Exercise - Set the data down again, exactly as it reads, but without the pictures.

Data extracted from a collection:
_ _ _ _ _ _ _
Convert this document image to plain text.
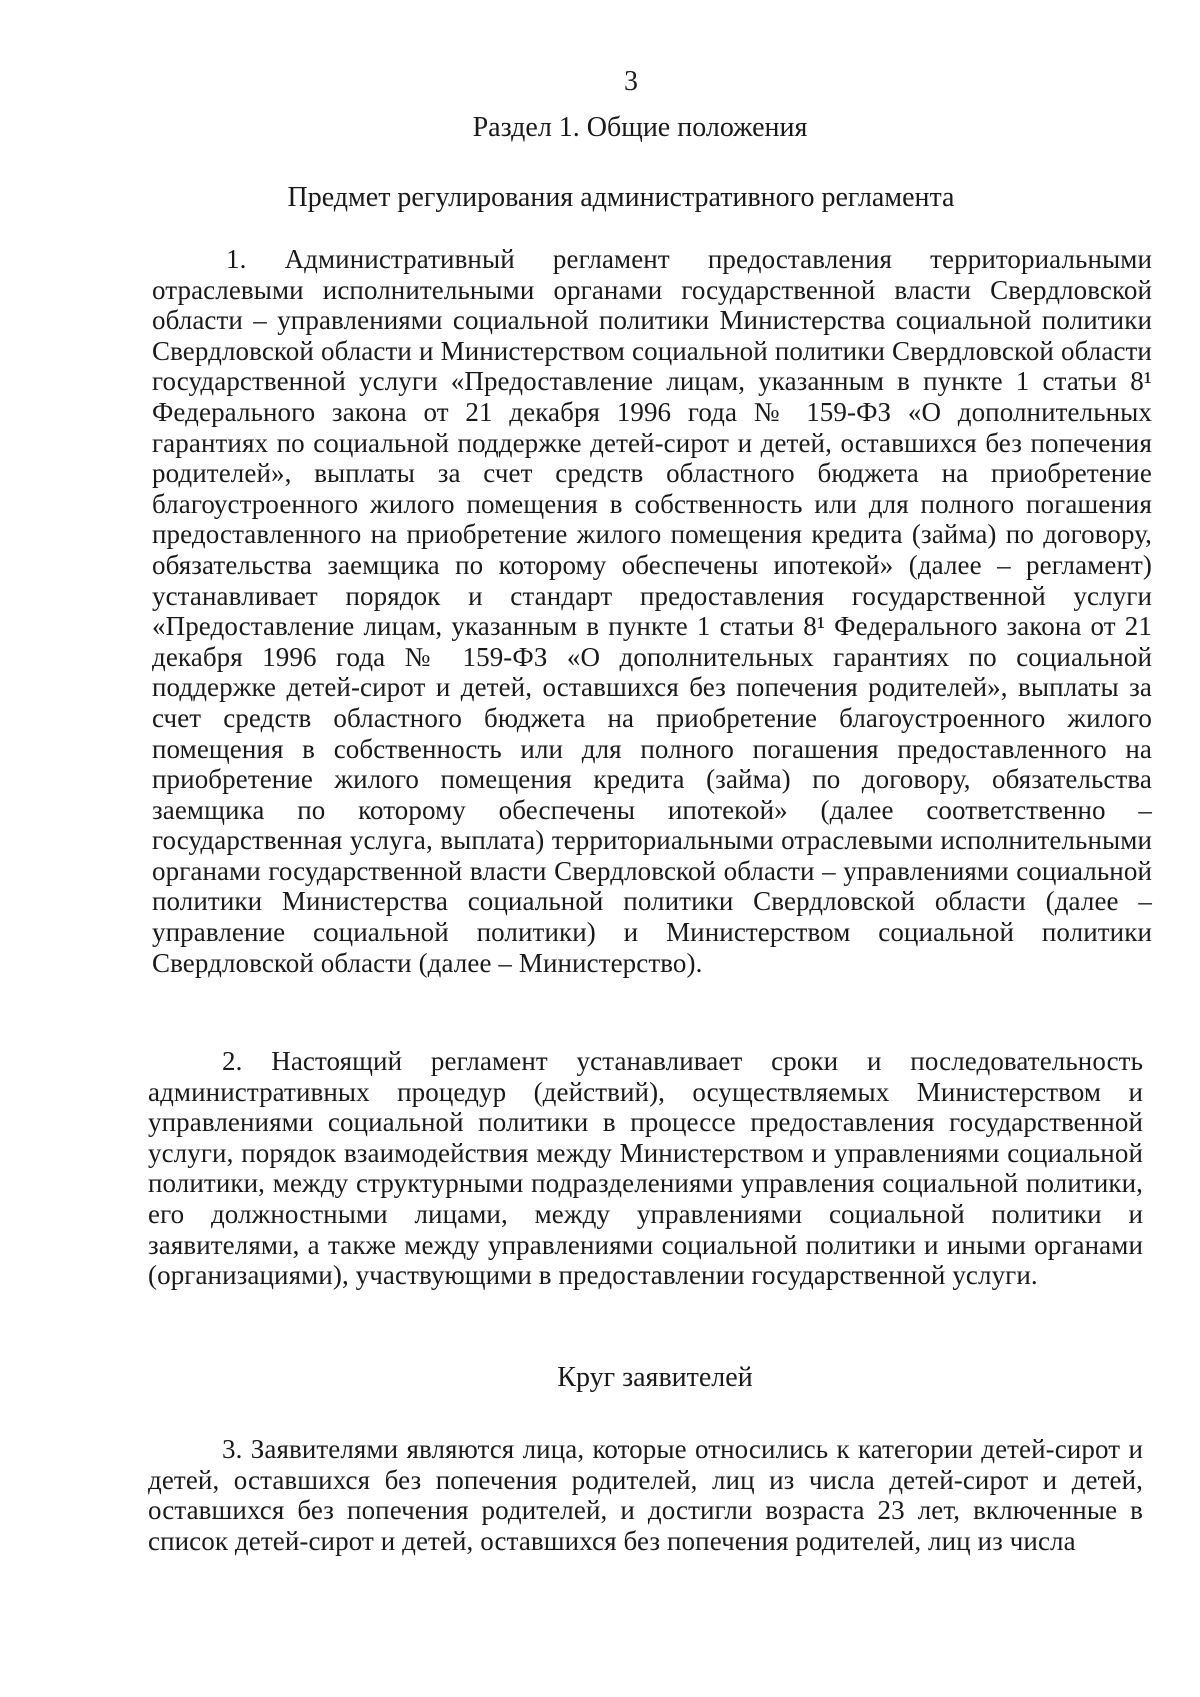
3
Раздел 1. Общие положения
Предмет регулирования административного регламента

1. Административный регламент предоставления территориальными отраслевыми исполнительными органами государственной власти Свердловской области – управлениями социальной политики Министерства социальной политики Свердловской области и Министерством социальной политики Свердловской области государственной услуги «Предоставление лицам, указанным в пункте 1 статьи 8¹ Федерального закона от 21 декабря 1996 года № 159-ФЗ «О дополнительных гарантиях по социальной поддержке детей-сирот и детей, оставшихся без попечения родителей», выплаты за счет средств областного бюджета на приобретение благоустроенного жилого помещения в собственность или для полного погашения предоставленного на приобретение жилого помещения кредита (займа) по договору, обязательства заемщика по которому обеспечены ипотекой» (далее – регламент) устанавливает порядок и стандарт предоставления государственной услуги «Предоставление лицам, указанным в пункте 1 статьи 8¹ Федерального закона от 21 декабря 1996 года № 159-ФЗ «О дополнительных гарантиях по социальной поддержке детей-сирот и детей, оставшихся без попечения родителей», выплаты за счет средств областного бюджета на приобретение благоустроенного жилого помещения в собственность или для полного погашения предоставленного на приобретение жилого помещения кредита (займа) по договору, обязательства заемщика по которому обеспечены ипотекой» (далее соответственно – государственная услуга, выплата) территориальными отраслевыми исполнительными органами государственной власти Свердловской области – управлениями социальной политики Министерства социальной политики Свердловской области (далее – управление социальной политики) и Министерством социальной политики Свердловской области (далее – Министерство).

2. Настоящий регламент устанавливает сроки и последовательность административных процедур (действий), осуществляемых Министерством и управлениями социальной политики в процессе предоставления государственной услуги, порядок взаимодействия между Министерством и управлениями социальной политики, между структурными подразделениями управления социальной политики, его должностными лицами, между управлениями социальной политики и заявителями, а также между управлениями социальной политики и иными органами (организациями), участвующими в предоставлении государственной услуги.

Круг заявителей

3. Заявителями являются лица, которые относились к категории детей-сирот и детей, оставшихся без попечения родителей, лиц из числа детей-сирот и детей, оставшихся без попечения родителей, и достигли возраста 23 лет, включенные в список детей-сирот и детей, оставшихся без попечения родителей, лиц из числа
_ _ _ _ _ _ _
Correct response -
Convert this document image to plain text.
3
Раздел 1. Общие положения
Предмет регулирования административного регламента

1. Административный регламент предоставления территориальными отраслевыми исполнительными органами государственной власти Свердловской области – управлениями социальной политики Министерства социальной политики Свердловской области и Министерством социальной политики Свердловской области государственной услуги «Предоставление лицам, указанным в пункте 1 статьи 8¹ Федерального закона от 21 декабря 1996 года № 159-ФЗ «О дополнительных гарантиях по социальной поддержке детей-сирот и детей, оставшихся без попечения родителей», выплаты за счет средств областного бюджета на приобретение благоустроенного жилого помещения в собственность или для полного погашения предоставленного на приобретение жилого помещения кредита (займа) по договору, обязательства заемщика по которому обеспечены ипотекой» (далее – регламент) устанавливает порядок и стандарт предоставления государственной услуги «Предоставление лицам, указанным в пункте 1 статьи 8¹ Федерального закона от 21 декабря 1996 года № 159-ФЗ «О дополнительных гарантиях по социальной поддержке детей-сирот и детей, оставшихся без попечения родителей», выплаты за счет средств областного бюджета на приобретение благоустроенного жилого помещения в собственность или для полного погашения предоставленного на приобретение жилого помещения кредита (займа) по договору, обязательства заемщика по которому обеспечены ипотекой» (далее соответственно – государственная услуга, выплата) территориальными отраслевыми исполнительными органами государственной власти Свердловской области – управлениями социальной политики Министерства социальной политики Свердловской области (далее – управление социальной политики) и Министерством социальной политики Свердловской области (далее – Министерство).

2. Настоящий регламент устанавливает сроки и последовательность административных процедур (действий), осуществляемых Министерством и управлениями социальной политики в процессе предоставления государственной услуги, порядок взаимодействия между Министерством и управлениями социальной политики, между структурными подразделениями управления социальной политики, его должностными лицами, между управлениями социальной политики и заявителями, а также между управлениями социальной политики и иными органами (организациями), участвующими в предоставлении государственной услуги.

Круг заявителей

3. Заявителями являются лица, которые относились к категории детей-сирот и детей, оставшихся без попечения родителей, лиц из числа детей-сирот и детей, оставшихся без попечения родителей, и достигли возраста 23 лет, включенные в список детей-сирот и детей, оставшихся без попечения родителей, лиц из числа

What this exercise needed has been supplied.